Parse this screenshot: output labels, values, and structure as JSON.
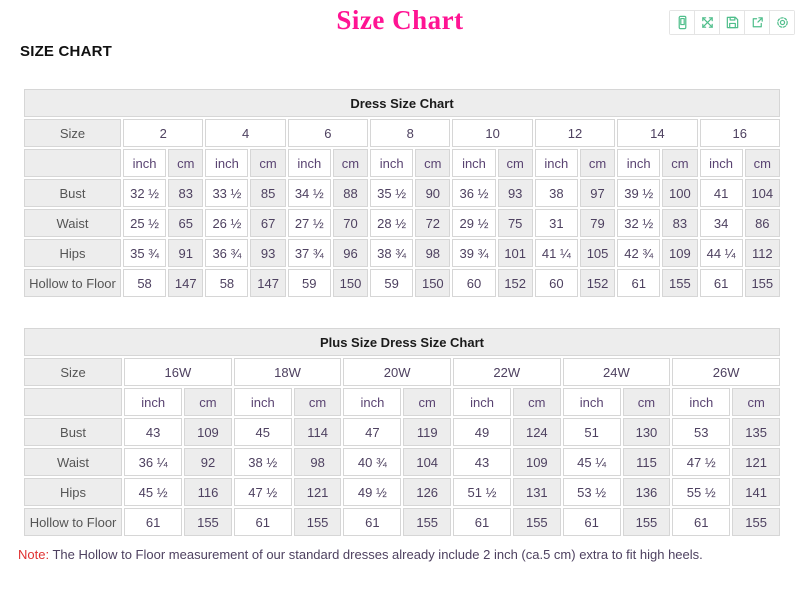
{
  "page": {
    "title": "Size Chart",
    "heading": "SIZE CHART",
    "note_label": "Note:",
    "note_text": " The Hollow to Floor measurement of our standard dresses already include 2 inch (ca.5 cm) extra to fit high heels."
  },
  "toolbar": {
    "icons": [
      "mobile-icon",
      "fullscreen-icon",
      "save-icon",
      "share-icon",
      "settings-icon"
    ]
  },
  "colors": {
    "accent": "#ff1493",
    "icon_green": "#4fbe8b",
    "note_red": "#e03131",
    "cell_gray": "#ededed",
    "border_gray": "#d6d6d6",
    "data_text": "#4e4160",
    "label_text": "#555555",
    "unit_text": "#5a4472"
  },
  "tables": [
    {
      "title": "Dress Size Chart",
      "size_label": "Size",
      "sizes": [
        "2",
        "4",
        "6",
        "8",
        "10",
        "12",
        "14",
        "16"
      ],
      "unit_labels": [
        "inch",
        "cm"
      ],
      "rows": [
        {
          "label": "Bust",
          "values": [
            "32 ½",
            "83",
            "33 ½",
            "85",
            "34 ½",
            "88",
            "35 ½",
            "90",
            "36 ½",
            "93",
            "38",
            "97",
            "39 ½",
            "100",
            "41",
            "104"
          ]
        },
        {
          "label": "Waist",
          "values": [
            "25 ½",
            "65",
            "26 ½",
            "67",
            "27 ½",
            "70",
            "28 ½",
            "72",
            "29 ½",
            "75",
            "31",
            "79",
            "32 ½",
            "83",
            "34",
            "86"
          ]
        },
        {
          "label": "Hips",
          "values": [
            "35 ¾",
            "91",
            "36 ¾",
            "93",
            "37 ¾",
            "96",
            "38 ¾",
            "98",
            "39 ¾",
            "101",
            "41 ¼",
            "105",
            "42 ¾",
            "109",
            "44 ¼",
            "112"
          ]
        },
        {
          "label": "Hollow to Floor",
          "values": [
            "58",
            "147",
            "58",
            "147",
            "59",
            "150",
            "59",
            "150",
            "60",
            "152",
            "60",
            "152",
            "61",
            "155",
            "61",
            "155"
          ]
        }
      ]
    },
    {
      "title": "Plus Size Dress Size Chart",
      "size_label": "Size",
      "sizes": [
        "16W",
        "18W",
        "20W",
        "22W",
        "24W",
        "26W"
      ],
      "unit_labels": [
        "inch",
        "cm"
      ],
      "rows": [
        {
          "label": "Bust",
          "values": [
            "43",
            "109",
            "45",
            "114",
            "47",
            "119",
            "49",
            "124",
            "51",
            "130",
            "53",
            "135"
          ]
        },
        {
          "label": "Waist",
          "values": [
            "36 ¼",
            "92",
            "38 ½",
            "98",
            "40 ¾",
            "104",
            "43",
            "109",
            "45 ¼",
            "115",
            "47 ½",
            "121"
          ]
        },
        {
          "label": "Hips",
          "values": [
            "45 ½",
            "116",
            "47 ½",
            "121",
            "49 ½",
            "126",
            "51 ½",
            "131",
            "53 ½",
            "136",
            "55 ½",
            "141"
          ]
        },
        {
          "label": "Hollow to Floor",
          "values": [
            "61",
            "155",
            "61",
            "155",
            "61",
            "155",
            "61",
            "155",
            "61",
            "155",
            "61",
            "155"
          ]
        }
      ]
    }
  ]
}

▬▬▬▬▬▬▬▬▬▬

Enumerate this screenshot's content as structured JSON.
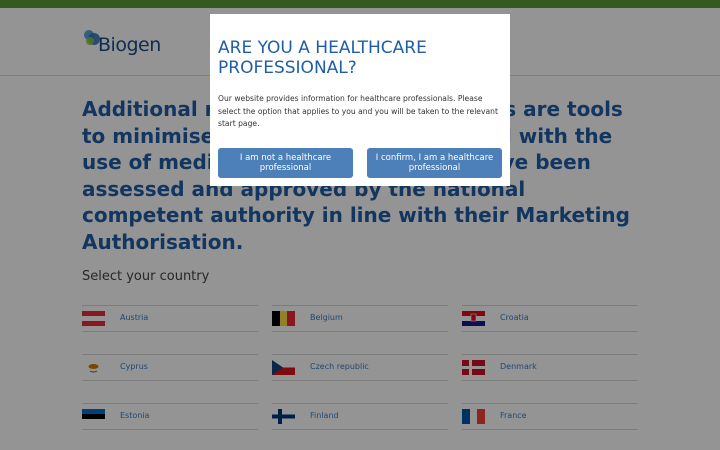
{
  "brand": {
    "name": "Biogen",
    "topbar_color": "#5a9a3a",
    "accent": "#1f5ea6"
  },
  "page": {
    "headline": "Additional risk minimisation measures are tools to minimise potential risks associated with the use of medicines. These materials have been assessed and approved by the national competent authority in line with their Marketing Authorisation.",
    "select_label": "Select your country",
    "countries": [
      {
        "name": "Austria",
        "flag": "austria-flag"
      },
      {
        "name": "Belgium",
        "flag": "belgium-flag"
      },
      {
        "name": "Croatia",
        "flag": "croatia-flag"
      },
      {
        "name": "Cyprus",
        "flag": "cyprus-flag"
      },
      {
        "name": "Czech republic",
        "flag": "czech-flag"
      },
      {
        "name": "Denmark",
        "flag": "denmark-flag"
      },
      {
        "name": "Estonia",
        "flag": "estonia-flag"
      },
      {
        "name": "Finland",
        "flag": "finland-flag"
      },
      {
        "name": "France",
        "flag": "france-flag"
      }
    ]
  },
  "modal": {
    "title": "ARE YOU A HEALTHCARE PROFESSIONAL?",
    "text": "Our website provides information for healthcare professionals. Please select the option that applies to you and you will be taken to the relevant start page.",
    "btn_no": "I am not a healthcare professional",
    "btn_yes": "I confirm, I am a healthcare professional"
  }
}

▬▬▬▬▬▬▬▬▬▬

### Work to be completed
In the lines above, find each one with "screenshot" and list it.

### Exercise solution
Parse this screenshot: output labels, values, and structure as JSON.
Enumerate this screenshot's content as structured JSON.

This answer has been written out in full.